• Aim of the exercise: Filter the entries below, keeping only lines with the word "think".

• Exercise inputs:

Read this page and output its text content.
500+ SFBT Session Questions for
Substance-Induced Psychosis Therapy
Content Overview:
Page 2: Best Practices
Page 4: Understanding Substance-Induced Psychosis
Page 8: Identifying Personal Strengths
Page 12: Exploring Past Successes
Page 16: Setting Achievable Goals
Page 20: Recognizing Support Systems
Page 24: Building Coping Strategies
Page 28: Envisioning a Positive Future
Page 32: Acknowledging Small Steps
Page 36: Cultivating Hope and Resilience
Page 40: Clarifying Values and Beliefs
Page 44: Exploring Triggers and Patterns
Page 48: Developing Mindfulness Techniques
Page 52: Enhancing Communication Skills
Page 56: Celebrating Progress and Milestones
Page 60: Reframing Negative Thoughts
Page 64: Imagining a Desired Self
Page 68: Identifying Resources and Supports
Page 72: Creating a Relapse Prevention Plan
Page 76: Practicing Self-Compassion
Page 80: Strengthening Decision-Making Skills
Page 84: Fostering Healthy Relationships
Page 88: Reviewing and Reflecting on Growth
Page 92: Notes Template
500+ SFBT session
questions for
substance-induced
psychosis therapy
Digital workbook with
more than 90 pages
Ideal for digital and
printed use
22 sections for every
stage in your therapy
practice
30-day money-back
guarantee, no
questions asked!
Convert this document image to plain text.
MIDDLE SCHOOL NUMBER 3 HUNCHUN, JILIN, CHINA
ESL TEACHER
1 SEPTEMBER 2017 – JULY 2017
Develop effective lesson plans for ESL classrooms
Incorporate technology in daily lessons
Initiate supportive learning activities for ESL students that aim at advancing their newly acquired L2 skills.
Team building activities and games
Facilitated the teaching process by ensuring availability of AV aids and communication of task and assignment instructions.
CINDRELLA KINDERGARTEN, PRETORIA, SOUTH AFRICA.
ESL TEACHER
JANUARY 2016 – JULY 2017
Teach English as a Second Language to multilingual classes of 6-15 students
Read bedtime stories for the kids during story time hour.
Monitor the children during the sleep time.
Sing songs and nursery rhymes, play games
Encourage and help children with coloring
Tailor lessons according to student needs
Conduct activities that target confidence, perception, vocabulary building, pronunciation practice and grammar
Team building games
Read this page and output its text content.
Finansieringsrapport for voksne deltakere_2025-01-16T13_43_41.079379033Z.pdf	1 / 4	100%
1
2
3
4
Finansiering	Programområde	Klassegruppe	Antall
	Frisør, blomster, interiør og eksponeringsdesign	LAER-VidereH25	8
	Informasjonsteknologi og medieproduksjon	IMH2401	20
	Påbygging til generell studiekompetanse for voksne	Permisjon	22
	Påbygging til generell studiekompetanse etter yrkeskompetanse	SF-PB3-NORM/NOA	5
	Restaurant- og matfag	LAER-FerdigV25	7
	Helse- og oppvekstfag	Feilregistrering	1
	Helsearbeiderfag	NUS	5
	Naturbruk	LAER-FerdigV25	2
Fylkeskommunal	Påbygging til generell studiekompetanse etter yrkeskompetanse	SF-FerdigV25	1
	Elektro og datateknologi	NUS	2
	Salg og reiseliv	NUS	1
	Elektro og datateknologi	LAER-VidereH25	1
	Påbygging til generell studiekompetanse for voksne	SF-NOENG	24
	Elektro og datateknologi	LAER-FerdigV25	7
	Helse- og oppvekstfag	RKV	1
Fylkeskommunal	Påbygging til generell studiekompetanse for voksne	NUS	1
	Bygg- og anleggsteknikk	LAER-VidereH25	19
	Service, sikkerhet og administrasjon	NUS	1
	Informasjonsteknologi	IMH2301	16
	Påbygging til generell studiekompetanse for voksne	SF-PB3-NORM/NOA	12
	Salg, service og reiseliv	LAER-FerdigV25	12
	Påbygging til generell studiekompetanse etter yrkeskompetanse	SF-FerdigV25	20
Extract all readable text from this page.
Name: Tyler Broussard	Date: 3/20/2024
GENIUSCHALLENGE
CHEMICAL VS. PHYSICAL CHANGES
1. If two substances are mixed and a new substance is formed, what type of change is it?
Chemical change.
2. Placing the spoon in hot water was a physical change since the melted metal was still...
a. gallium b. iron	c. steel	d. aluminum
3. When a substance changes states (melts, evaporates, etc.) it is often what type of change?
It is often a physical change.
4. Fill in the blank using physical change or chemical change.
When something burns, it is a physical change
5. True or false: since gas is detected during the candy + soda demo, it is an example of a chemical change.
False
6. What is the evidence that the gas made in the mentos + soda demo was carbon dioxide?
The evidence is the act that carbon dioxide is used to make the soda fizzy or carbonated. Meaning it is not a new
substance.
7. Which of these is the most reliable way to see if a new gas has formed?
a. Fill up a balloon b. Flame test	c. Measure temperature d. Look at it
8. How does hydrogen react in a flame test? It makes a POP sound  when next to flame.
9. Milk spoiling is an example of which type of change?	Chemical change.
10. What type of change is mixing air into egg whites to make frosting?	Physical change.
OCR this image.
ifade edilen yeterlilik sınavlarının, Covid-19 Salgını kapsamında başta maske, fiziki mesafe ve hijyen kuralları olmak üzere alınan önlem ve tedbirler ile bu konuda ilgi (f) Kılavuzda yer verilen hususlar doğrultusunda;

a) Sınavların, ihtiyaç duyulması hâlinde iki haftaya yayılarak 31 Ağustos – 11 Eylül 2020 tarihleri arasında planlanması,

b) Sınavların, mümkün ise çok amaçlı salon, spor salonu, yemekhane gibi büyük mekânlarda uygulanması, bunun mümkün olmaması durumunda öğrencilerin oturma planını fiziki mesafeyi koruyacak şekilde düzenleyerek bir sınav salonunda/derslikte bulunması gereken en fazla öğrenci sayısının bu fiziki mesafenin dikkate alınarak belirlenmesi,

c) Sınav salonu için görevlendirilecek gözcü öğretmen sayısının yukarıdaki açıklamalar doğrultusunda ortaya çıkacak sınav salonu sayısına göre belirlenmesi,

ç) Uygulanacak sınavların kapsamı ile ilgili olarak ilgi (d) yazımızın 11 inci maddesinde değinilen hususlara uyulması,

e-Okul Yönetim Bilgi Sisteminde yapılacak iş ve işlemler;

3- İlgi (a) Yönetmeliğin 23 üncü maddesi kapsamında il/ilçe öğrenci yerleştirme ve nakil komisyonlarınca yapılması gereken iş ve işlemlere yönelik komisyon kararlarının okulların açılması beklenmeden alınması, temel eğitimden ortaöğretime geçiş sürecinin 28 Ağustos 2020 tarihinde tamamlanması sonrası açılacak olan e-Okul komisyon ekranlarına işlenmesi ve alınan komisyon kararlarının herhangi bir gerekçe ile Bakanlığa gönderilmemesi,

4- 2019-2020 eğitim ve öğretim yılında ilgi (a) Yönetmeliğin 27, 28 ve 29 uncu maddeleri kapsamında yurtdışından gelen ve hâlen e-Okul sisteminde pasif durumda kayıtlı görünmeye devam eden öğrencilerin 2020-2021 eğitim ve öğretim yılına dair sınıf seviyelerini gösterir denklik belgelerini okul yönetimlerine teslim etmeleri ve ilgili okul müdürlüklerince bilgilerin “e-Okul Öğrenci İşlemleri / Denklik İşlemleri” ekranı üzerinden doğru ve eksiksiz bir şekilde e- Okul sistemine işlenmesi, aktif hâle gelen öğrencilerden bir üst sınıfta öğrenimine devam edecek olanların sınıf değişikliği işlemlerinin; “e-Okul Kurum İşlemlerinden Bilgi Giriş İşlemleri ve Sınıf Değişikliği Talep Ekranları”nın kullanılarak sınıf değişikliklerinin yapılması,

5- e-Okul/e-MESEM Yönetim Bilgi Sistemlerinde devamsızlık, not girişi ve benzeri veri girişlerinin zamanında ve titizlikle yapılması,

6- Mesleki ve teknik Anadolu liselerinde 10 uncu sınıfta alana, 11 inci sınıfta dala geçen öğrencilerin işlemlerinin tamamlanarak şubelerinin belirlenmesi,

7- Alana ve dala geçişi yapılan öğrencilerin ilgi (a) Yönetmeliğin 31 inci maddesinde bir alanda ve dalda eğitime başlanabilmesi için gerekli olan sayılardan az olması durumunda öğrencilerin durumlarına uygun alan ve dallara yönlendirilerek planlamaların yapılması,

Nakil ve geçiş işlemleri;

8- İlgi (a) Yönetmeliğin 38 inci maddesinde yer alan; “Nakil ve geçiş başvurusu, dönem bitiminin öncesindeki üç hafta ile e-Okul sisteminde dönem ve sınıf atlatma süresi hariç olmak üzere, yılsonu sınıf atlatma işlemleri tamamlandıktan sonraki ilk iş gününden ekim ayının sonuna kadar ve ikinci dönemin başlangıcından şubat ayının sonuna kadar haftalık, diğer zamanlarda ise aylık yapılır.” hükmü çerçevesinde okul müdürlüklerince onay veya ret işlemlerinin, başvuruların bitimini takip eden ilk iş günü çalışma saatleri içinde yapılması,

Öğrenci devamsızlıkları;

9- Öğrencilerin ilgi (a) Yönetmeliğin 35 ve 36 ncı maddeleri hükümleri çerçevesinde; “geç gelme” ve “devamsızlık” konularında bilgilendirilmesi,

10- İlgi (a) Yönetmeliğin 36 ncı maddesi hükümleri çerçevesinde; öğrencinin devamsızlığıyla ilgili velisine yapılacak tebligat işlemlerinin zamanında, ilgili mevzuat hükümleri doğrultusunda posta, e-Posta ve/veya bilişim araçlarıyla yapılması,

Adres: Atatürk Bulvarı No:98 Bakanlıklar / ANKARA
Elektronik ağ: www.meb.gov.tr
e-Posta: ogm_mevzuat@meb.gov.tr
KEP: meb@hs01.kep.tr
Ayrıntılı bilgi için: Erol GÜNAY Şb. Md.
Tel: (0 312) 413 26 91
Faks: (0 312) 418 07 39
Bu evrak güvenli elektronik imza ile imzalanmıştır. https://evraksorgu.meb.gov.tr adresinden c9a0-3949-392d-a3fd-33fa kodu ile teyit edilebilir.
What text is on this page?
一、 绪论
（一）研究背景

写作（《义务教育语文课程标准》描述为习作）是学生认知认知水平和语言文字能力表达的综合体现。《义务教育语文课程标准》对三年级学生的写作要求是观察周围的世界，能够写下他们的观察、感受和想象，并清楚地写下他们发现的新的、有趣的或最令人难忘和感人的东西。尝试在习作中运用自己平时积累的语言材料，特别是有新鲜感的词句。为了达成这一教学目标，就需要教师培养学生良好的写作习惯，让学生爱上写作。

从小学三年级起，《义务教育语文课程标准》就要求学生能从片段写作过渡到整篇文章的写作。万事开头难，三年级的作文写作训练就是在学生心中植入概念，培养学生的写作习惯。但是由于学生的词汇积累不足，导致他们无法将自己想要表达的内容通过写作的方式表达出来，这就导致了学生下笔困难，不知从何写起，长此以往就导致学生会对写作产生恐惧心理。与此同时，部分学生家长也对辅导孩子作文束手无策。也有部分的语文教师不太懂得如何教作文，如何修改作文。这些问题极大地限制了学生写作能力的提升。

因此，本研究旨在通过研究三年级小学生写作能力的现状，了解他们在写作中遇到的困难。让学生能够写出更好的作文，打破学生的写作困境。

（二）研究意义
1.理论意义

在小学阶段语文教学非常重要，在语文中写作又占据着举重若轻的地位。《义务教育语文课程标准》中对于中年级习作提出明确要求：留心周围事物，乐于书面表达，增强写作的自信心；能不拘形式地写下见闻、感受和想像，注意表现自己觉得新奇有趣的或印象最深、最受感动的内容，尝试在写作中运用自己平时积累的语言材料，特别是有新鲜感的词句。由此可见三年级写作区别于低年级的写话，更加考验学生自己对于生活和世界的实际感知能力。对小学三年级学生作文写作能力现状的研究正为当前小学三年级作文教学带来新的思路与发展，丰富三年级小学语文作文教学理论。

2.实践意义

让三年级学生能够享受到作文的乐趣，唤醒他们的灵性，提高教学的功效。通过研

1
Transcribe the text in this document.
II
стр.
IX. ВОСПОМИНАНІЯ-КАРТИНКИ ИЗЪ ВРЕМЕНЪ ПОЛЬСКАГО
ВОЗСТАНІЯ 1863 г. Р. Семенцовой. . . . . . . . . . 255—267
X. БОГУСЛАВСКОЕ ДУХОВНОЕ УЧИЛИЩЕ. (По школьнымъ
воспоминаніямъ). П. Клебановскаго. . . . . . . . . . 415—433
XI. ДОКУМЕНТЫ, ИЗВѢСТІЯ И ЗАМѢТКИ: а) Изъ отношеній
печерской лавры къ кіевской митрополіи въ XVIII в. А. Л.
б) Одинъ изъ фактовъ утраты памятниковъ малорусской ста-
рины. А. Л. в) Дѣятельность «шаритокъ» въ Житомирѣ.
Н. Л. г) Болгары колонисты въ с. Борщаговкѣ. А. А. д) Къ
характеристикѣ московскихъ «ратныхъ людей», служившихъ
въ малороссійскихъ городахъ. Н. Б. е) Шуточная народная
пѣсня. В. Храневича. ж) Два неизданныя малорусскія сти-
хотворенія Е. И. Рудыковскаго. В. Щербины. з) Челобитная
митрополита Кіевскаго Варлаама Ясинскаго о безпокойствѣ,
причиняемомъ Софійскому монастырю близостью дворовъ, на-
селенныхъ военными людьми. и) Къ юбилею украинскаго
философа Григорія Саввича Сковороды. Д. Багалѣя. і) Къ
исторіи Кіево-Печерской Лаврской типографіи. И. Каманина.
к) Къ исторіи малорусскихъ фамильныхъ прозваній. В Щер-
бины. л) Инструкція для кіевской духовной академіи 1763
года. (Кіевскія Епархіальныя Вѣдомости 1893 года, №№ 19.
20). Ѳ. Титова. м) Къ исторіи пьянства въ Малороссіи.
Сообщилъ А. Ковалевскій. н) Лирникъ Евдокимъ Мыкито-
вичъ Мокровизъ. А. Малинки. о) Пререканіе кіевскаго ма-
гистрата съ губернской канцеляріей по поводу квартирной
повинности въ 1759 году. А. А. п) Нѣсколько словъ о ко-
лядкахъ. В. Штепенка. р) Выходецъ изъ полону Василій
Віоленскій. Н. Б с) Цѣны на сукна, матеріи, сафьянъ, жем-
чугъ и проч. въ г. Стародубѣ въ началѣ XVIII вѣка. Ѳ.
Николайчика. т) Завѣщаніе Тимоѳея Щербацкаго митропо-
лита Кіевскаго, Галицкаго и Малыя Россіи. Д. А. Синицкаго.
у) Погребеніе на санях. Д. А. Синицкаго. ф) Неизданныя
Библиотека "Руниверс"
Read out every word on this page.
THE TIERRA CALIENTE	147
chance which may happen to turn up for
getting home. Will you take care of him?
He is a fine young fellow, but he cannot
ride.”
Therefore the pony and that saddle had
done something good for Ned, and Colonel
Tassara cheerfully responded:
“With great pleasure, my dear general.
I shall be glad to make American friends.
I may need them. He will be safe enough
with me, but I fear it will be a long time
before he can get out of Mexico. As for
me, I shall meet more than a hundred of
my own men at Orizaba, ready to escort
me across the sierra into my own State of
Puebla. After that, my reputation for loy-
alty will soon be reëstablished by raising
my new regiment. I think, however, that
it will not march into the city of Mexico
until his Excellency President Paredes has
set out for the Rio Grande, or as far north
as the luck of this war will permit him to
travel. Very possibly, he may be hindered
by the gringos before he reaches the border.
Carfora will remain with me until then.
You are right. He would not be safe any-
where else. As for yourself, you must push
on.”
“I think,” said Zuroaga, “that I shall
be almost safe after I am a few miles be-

• Reply to the exercise:
my new regiment. I think, however, that
“I think,” said Zuroaga, “that I shall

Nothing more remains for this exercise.